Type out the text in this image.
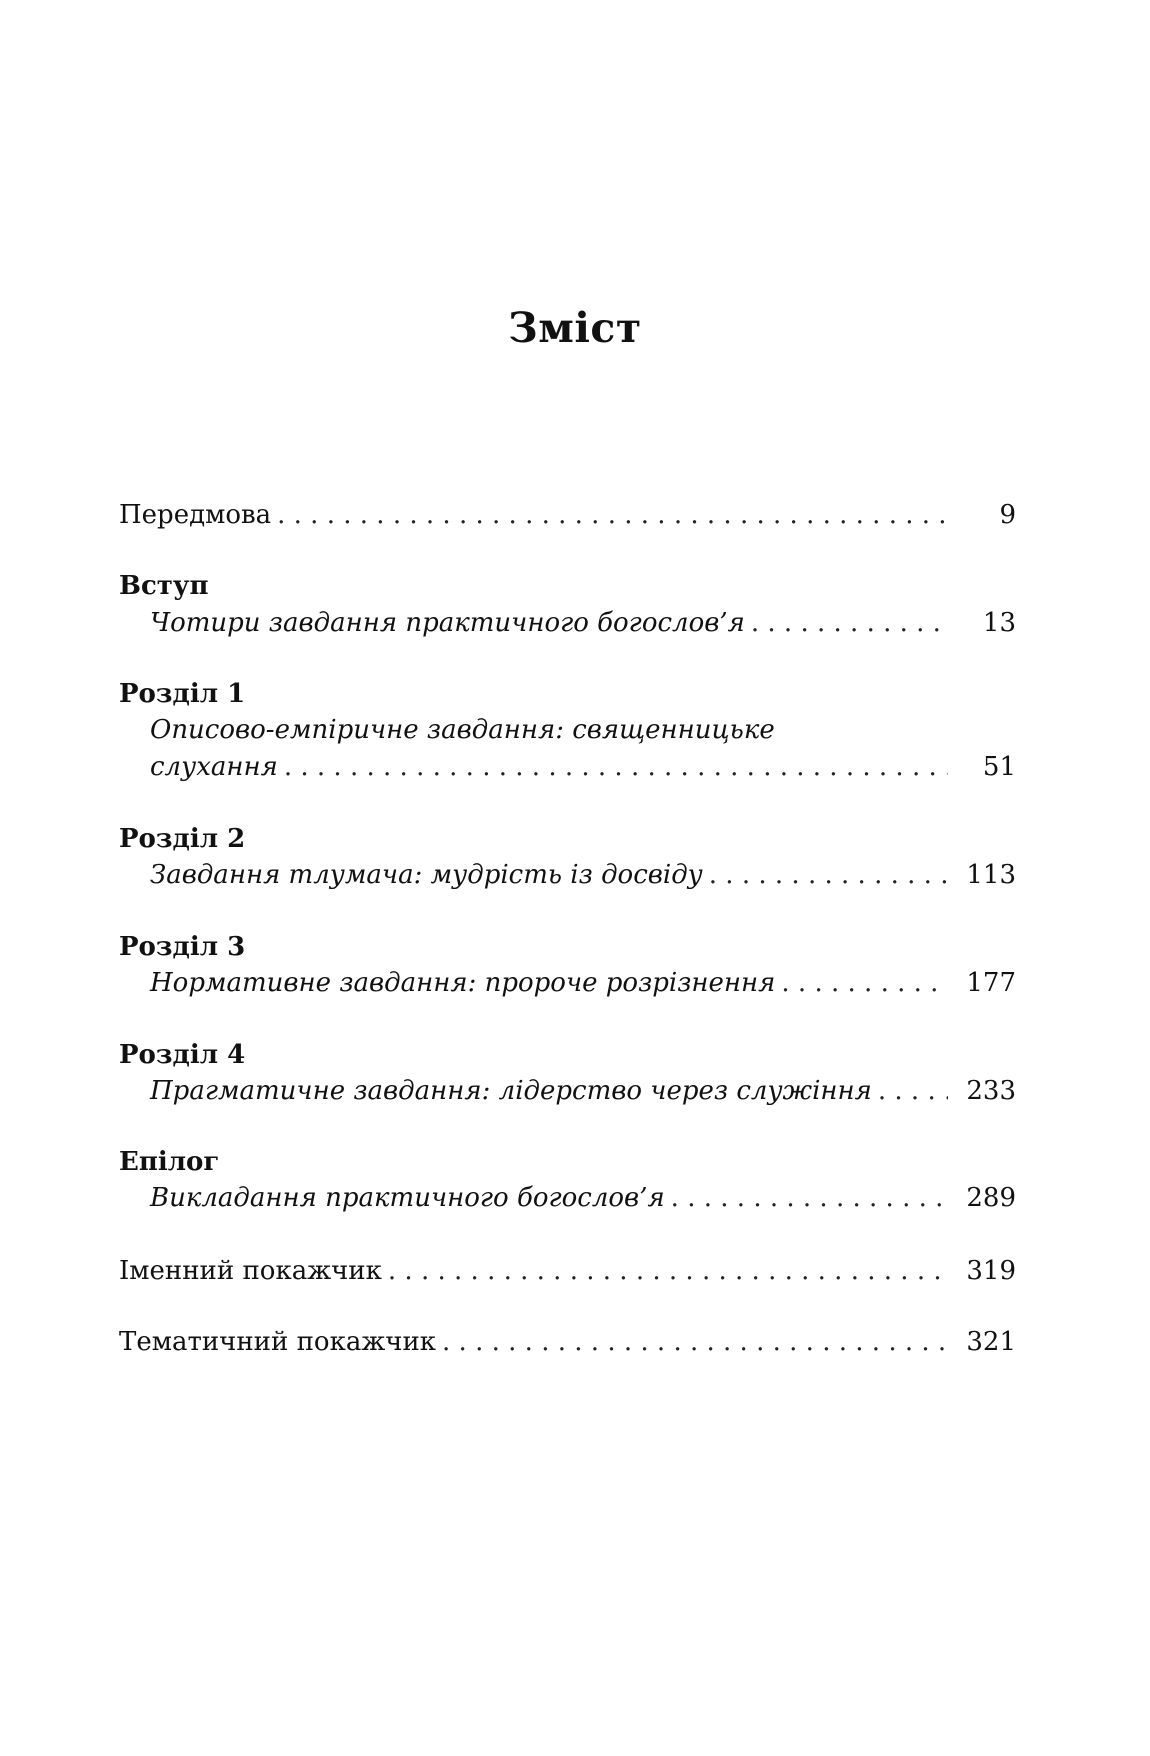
Зміст
Передмова . . .	9
Вступ
Чотири завдання практичного богослов’я . . .	13
Розділ 1
Описово-емпіричне завдання: священницьке
слухання . . .	51
Розділ 2
Завдання тлумача: мудрість із досвіду . . .	113
Розділ 3
Нормативне завдання: пророче розрізнення . . .	177
Розділ 4
Прагматичне завдання: лідерство через служіння . . .	233
Епілог
Викладання практичного богослов’я . . .	289
Іменний покажчик . . .	319
Тематичний покажчик . . .	321
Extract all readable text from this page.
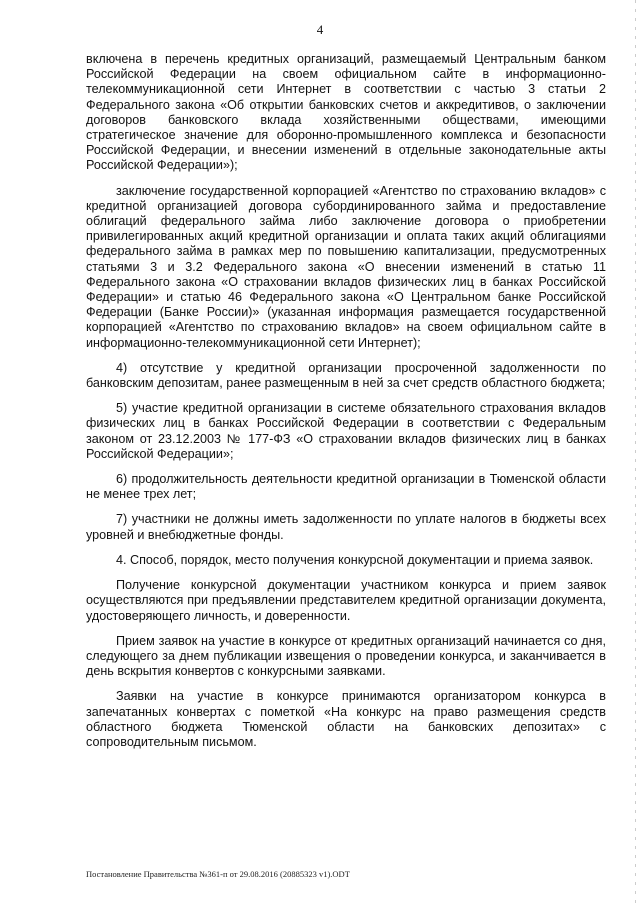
4

включена в перечень кредитных организаций, размещаемый Центральным банком Российской Федерации на своем официальном сайте в информационно-телекоммуникационной сети Интернет в соответствии с частью 3 статьи 2 Федерального закона «Об открытии банковских счетов и аккредитивов, о заключении договоров банковского вклада хозяйственными обществами, имеющими стратегическое значение для оборонно-промышленного комплекса и безопасности Российской Федерации, и внесении изменений в отдельные законодательные акты Российской Федерации»);

заключение государственной корпорацией «Агентство по страхованию вкладов» с кредитной организацией договора субординированного займа и предоставление облигаций федерального займа либо заключение договора о приобретении привилегированных акций кредитной организации и оплата таких акций облигациями федерального займа в рамках мер по повышению капитализации, предусмотренных статьями 3 и 3.2 Федерального закона «О внесении изменений в статью 11 Федерального закона «О страховании вкладов физических лиц в банках Российской Федерации» и статью 46 Федерального закона «О Центральном банке Российской Федерации (Банке России)» (указанная информация размещается государственной корпорацией «Агентство по страхованию вкладов» на своем официальном сайте в информационно-телекоммуникационной сети Интернет);

4) отсутствие у кредитной организации просроченной задолженности по банковским депозитам, ранее размещенным в ней за счет средств областного бюджета;

5) участие кредитной организации в системе обязательного страхования вкладов физических лиц в банках Российской Федерации в соответствии с Федеральным законом от 23.12.2003 № 177-ФЗ «О страховании вкладов физических лиц в банках Российской Федерации»;

6) продолжительность деятельности кредитной организации в Тюменской области не менее трех лет;

7) участники не должны иметь задолженности по уплате налогов в бюджеты всех уровней и внебюджетные фонды.

4. Способ, порядок, место получения конкурсной документации и приема заявок.

Получение конкурсной документации участником конкурса и прием заявок осуществляются при предъявлении представителем кредитной организации документа, удостоверяющего личность, и доверенности.

Прием заявок на участие в конкурсе от кредитных организаций начинается со дня, следующего за днем публикации извещения о проведении конкурса, и заканчивается в день вскрытия конвертов с конкурсными заявками.

Заявки на участие в конкурсе принимаются организатором конкурса в запечатанных конвертах с пометкой «На конкурс на право размещения средств областного бюджета Тюменской области на банковских депозитах» с сопроводительным письмом.

Постановление Правительства №361-п от 29.08.2016 (20885323 v1).ODT
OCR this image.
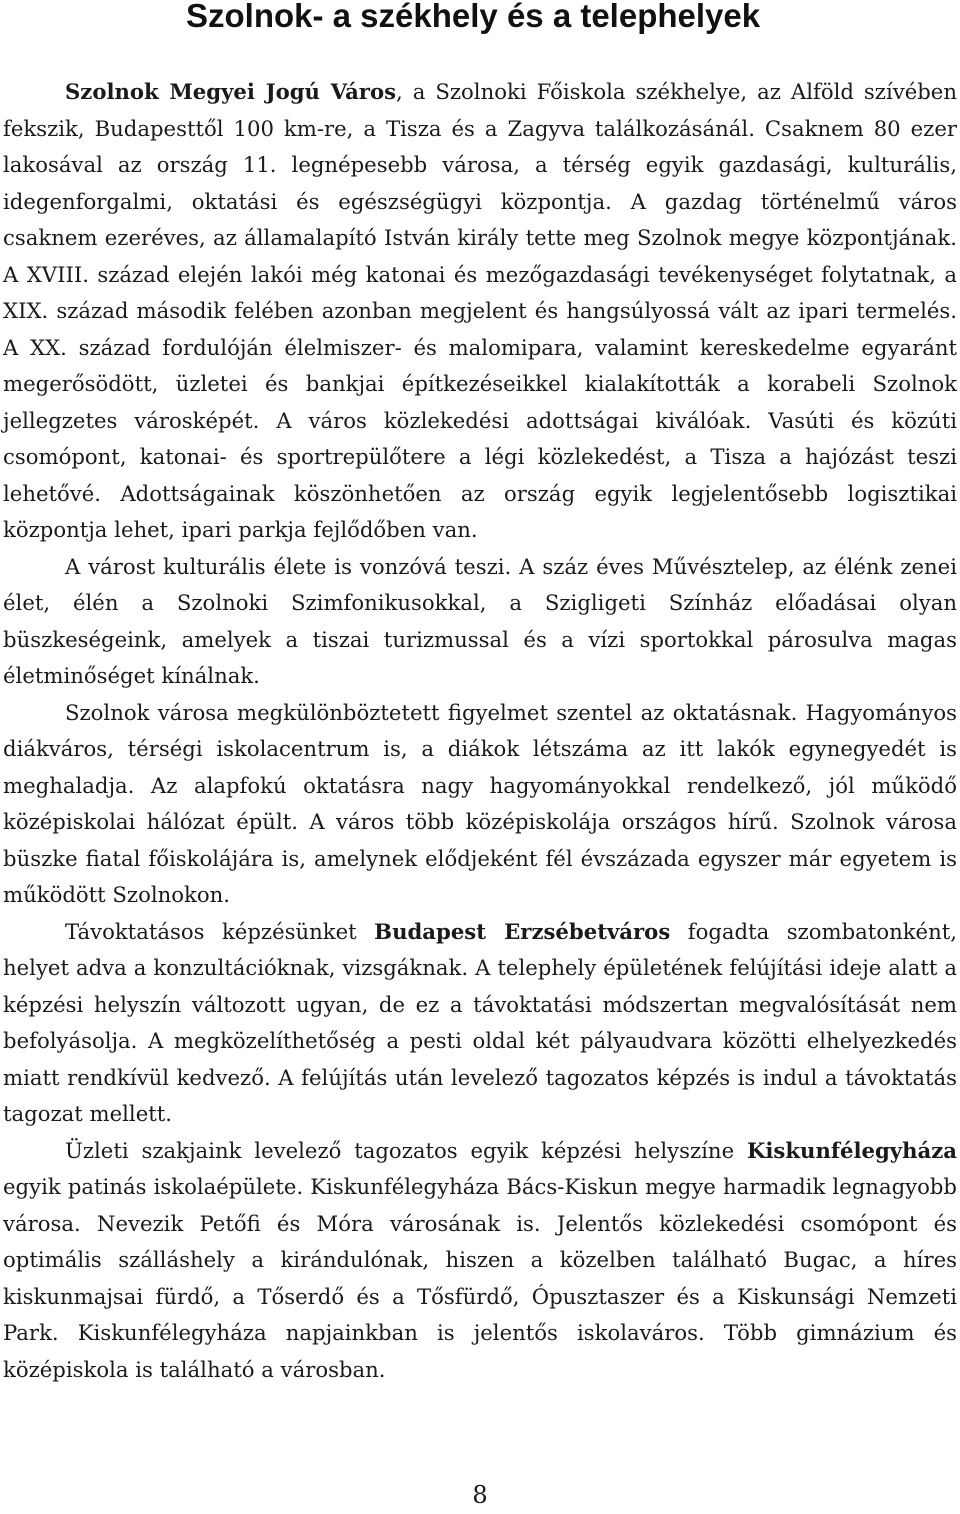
Szolnok- a székhely és a telephelyek

Szolnok Megyei Jogú Város, a Szolnoki Főiskola székhelye, az Alföld szívében fekszik, Budapesttől 100 km-re, a Tisza és a Zagyva találkozásánál. Csaknem 80 ezer lakosával az ország 11. legnépesebb városa, a térség egyik gazdasági, kulturális, idegenforgalmi, oktatási és egészségügyi központja. A gazdag történelmű város csaknem ezeréves, az államalapító István király tette meg Szolnok megye központjának. A XVIII. század elején lakói még katonai és mezőgazdasági tevékenységet folytatnak, a XIX. század második felében azonban megjelent és hangsúlyossá vált az ipari termelés. A XX. század fordulóján élelmiszer- és malomipara, valamint kereskedelme egyaránt megerősödött, üzletei és bankjai építkezéseikkel kialakították a korabeli Szolnok jellegzetes városképét. A város közlekedési adottságai kiválóak. Vasúti és közúti csomópont, katonai- és sportrepülőtere a légi közlekedést, a Tisza a hajózást teszi lehetővé. Adottságainak köszönhetően az ország egyik legjelentősebb logisztikai központja lehet, ipari parkja fejlődőben van.

A várost kulturális élete is vonzóvá teszi. A száz éves Művésztelep, az élénk zenei élet, élén a Szolnoki Szimfonikusokkal, a Szigligeti Színház előadásai olyan büszkeségeink, amelyek a tiszai turizmussal és a vízi sportokkal párosulva magas életminőséget kínálnak.

Szolnok városa megkülönböztetett figyelmet szentel az oktatásnak. Hagyományos diákváros, térségi iskolacentrum is, a diákok létszáma az itt lakók egynegyedét is meghaladja. Az alapfokú oktatásra nagy hagyományokkal rendelkező, jól működő középiskolai hálózat épült. A város több középiskolája országos hírű. Szolnok városa büszke fiatal főiskolájára is, amelynek elődjeként fél évszázada egyszer már egyetem is működött Szolnokon.

Távoktatásos képzésünket Budapest Erzsébetváros fogadta szombatonként, helyet adva a konzultációknak, vizsgáknak. A telephely épületének felújítási ideje alatt a képzési helyszín változott ugyan, de ez a távoktatási módszertan megvalósítását nem befolyásolja. A megközelíthetőség a pesti oldal két pályaudvara közötti elhelyezkedés miatt rendkívül kedvező. A felújítás után levelező tagozatos képzés is indul a távoktatás tagozat mellett.

Üzleti szakjaink levelező tagozatos egyik képzési helyszíne Kiskunfélegyháza egyik patinás iskolaépülete. Kiskunfélegyháza Bács-Kiskun megye harmadik legnagyobb városa. Nevezik Petőfi és Móra városának is. Jelentős közlekedési csomópont és optimális szálláshely a kirándulónak, hiszen a közelben található Bugac, a híres kiskunmajsai fürdő, a Tőserdő és a Tősfürdő, Ópusztaszer és a Kiskunsági Nemzeti Park. Kiskunfélegyháza napjainkban is jelentős iskolaváros. Több gimnázium és középiskola is található a városban.

8
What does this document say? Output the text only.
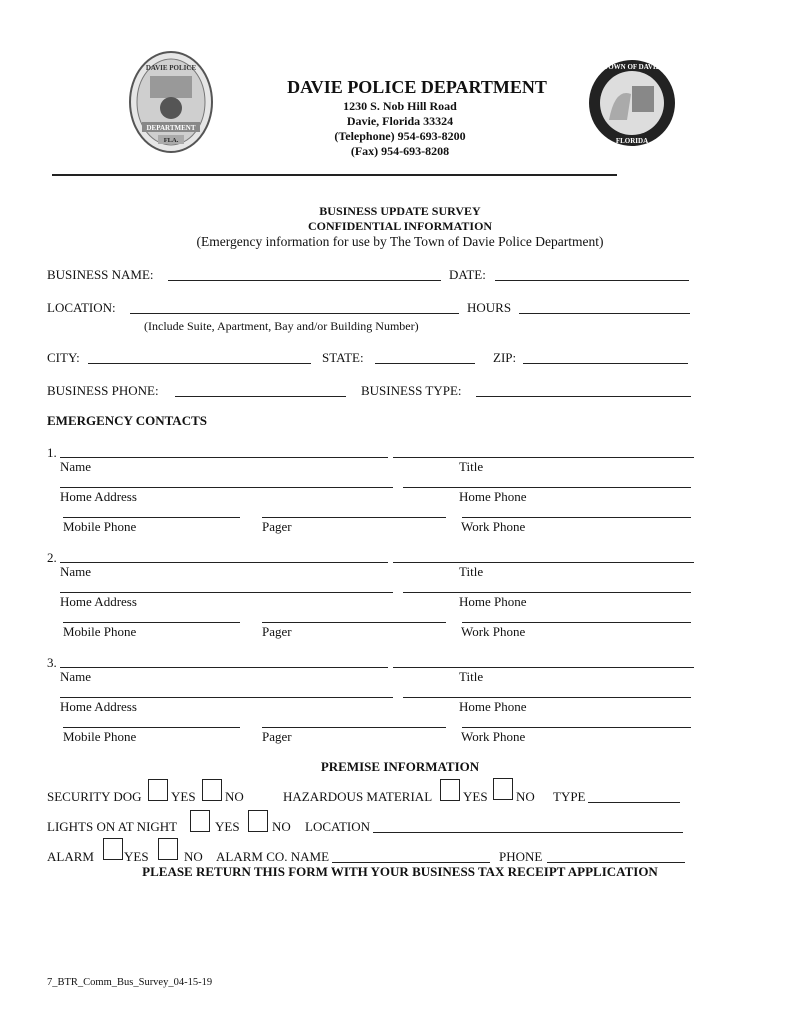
DAVIE POLICE
DEPARTMENT
FLA.
TOWN OF DAVIE
FLORIDA
DAVIE POLICE DEPARTMENT
1230 S. Nob Hill Road
Davie, Florida 33324
(Telephone) 954-693-8200
(Fax) 954-693-8208
BUSINESS UPDATE SURVEY
CONFIDENTIAL INFORMATION
(Emergency information for use by The Town of Davie Police Department)
BUSINESS NAME:	DATE:
LOCATION:	HOURS
(Include Suite, Apartment, Bay and/or Building Number)
CITY:	STATE:	ZIP:
BUSINESS PHONE:	BUSINESS TYPE:
EMERGENCY CONTACTS
1.
Name	Title
Home Address	Home Phone
Mobile Phone	Pager	Work Phone
2.
Name	Title
Home Address	Home Phone
Mobile Phone	Pager	Work Phone
3.
Name	Title
Home Address	Home Phone
Mobile Phone	Pager	Work Phone
PREMISE INFORMATION
SECURITY DOG YES NO	HAZARDOUS MATERIAL YES NO TYPE
LIGHTS ON AT NIGHT	YES NO LOCATION
ALARM YES	NO ALARM CO. NAME	PHONE
PLEASE RETURN THIS FORM WITH YOUR BUSINESS TAX RECEIPT APPLICATION
7_BTR_Comm_Bus_Survey_04-15-19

════════

Quote every record above exactly, leaving out any pictures.

Type out the text in this image.
Зміст
Передмова . . .	9
Вступ
Чотири завдання практичного богослов’я . . .	13
Розділ 1
Описово-емпіричне завдання: священницьке
слухання . . .	51
Розділ 2
Завдання тлумача: мудрість із досвіду . . .	113
Розділ 3
Нормативне завдання: пророче розрізнення . . .	177
Розділ 4
Прагматичне завдання: лідерство через служіння . . .	233
Епілог
Викладання практичного богослов’я . . .	289
Іменний покажчик . . .	319
Тематичний покажчик . . .	321
Extract all readable text from this page.
4

включена в перечень кредитных организаций, размещаемый Центральным банком Российской Федерации на своем официальном сайте в информационно-телекоммуникационной сети Интернет в соответствии с частью 3 статьи 2 Федерального закона «Об открытии банковских счетов и аккредитивов, о заключении договоров банковского вклада хозяйственными обществами, имеющими стратегическое значение для оборонно-промышленного комплекса и безопасности Российской Федерации, и внесении изменений в отдельные законодательные акты Российской Федерации»);

заключение государственной корпорацией «Агентство по страхованию вкладов» с кредитной организацией договора субординированного займа и предоставление облигаций федерального займа либо заключение договора о приобретении привилегированных акций кредитной организации и оплата таких акций облигациями федерального займа в рамках мер по повышению капитализации, предусмотренных статьями 3 и 3.2 Федерального закона «О внесении изменений в статью 11 Федерального закона «О страховании вкладов физических лиц в банках Российской Федерации» и статью 46 Федерального закона «О Центральном банке Российской Федерации (Банке России)» (указанная информация размещается государственной корпорацией «Агентство по страхованию вкладов» на своем официальном сайте в информационно-телекоммуникационной сети Интернет);

4) отсутствие у кредитной организации просроченной задолженности по банковским депозитам, ранее размещенным в ней за счет средств областного бюджета;

5) участие кредитной организации в системе обязательного страхования вкладов физических лиц в банках Российской Федерации в соответствии с Федеральным законом от 23.12.2003 № 177-ФЗ «О страховании вкладов физических лиц в банках Российской Федерации»;

6) продолжительность деятельности кредитной организации в Тюменской области не менее трех лет;

7) участники не должны иметь задолженности по уплате налогов в бюджеты всех уровней и внебюджетные фонды.

4. Способ, порядок, место получения конкурсной документации и приема заявок.

Получение конкурсной документации участником конкурса и прием заявок осуществляются при предъявлении представителем кредитной организации документа, удостоверяющего личность, и доверенности.

Прием заявок на участие в конкурсе от кредитных организаций начинается со дня, следующего за днем публикации извещения о проведении конкурса, и заканчивается в день вскрытия конвертов с конкурсными заявками.

Заявки на участие в конкурсе принимаются организатором конкурса в запечатанных конвертах с пометкой «На конкурс на право размещения средств областного бюджета Тюменской области на банковских депозитах» с сопроводительным письмом.

Постановление Правительства №361-п от 29.08.2016 (20885323 v1).ODT
OCR this image.
Szolnok- a székhely és a telephelyek

Szolnok Megyei Jogú Város, a Szolnoki Főiskola székhelye, az Alföld szívében fekszik, Budapesttől 100 km-re, a Tisza és a Zagyva találkozásánál. Csaknem 80 ezer lakosával az ország 11. legnépesebb városa, a térség egyik gazdasági, kulturális, idegenforgalmi, oktatási és egészségügyi központja. A gazdag történelmű város csaknem ezeréves, az államalapító István király tette meg Szolnok megye központjának. A XVIII. század elején lakói még katonai és mezőgazdasági tevékenységet folytatnak, a XIX. század második felében azonban megjelent és hangsúlyossá vált az ipari termelés. A XX. század fordulóján élelmiszer- és malomipara, valamint kereskedelme egyaránt megerősödött, üzletei és bankjai építkezéseikkel kialakították a korabeli Szolnok jellegzetes városképét. A város közlekedési adottságai kiválóak. Vasúti és közúti csomópont, katonai- és sportrepülőtere a légi közlekedést, a Tisza a hajózást teszi lehetővé. Adottságainak köszönhetően az ország egyik legjelentősebb logisztikai központja lehet, ipari parkja fejlődőben van.

A várost kulturális élete is vonzóvá teszi. A száz éves Művésztelep, az élénk zenei élet, élén a Szolnoki Szimfonikusokkal, a Szigligeti Színház előadásai olyan büszkeségeink, amelyek a tiszai turizmussal és a vízi sportokkal párosulva magas életminőséget kínálnak.

Szolnok városa megkülönböztetett figyelmet szentel az oktatásnak. Hagyományos diákváros, térségi iskolacentrum is, a diákok létszáma az itt lakók egynegyedét is meghaladja. Az alapfokú oktatásra nagy hagyományokkal rendelkező, jól működő középiskolai hálózat épült. A város több középiskolája országos hírű. Szolnok városa büszke fiatal főiskolájára is, amelynek elődjeként fél évszázada egyszer már egyetem is működött Szolnokon.

Távoktatásos képzésünket Budapest Erzsébetváros fogadta szombatonként, helyet adva a konzultációknak, vizsgáknak. A telephely épületének felújítási ideje alatt a képzési helyszín változott ugyan, de ez a távoktatási módszertan megvalósítását nem befolyásolja. A megközelíthetőség a pesti oldal két pályaudvara közötti elhelyezkedés miatt rendkívül kedvező. A felújítás után levelező tagozatos képzés is indul a távoktatás tagozat mellett.

Üzleti szakjaink levelező tagozatos egyik képzési helyszíne Kiskunfélegyháza egyik patinás iskolaépülete. Kiskunfélegyháza Bács-Kiskun megye harmadik legnagyobb városa. Nevezik Petőfi és Móra városának is. Jelentős közlekedési csomópont és optimális szálláshely a kirándulónak, hiszen a közelben található Bugac, a híres kiskunmajsai fürdő, a Tőserdő és a Tősfürdő, Ópusztaszer és a Kiskunsági Nemzeti Park. Kiskunfélegyháza napjainkban is jelentős iskolaváros. Több gimnázium és középiskola is található a városban.

8
What does this document say? Output the text only.
DAVIE POLICE
DEPARTMENT
FLA.
TOWN OF DAVIE
FLORIDA
DAVIE POLICE DEPARTMENT
1230 S. Nob Hill Road
Davie, Florida 33324
(Telephone) 954-693-8200
(Fax) 954-693-8208
BUSINESS UPDATE SURVEY
CONFIDENTIAL INFORMATION
(Emergency information for use by The Town of Davie Police Department)
BUSINESS NAME:	DATE:
LOCATION:	HOURS
(Include Suite, Apartment, Bay and/or Building Number)
CITY:	STATE:	ZIP:
BUSINESS PHONE:	BUSINESS TYPE:
EMERGENCY CONTACTS
1.
Name	Title
Home Address	Home Phone
Mobile Phone	Pager	Work Phone
2.
Name	Title
Home Address	Home Phone
Mobile Phone	Pager	Work Phone
3.
Name	Title
Home Address	Home Phone
Mobile Phone	Pager	Work Phone
PREMISE INFORMATION
SECURITY DOG YES NO	HAZARDOUS MATERIAL YES NO TYPE
LIGHTS ON AT NIGHT	YES NO LOCATION
ALARM YES	NO ALARM CO. NAME	PHONE
PLEASE RETURN THIS FORM WITH YOUR BUSINESS TAX RECEIPT APPLICATION
7_BTR_Comm_Bus_Survey_04-15-19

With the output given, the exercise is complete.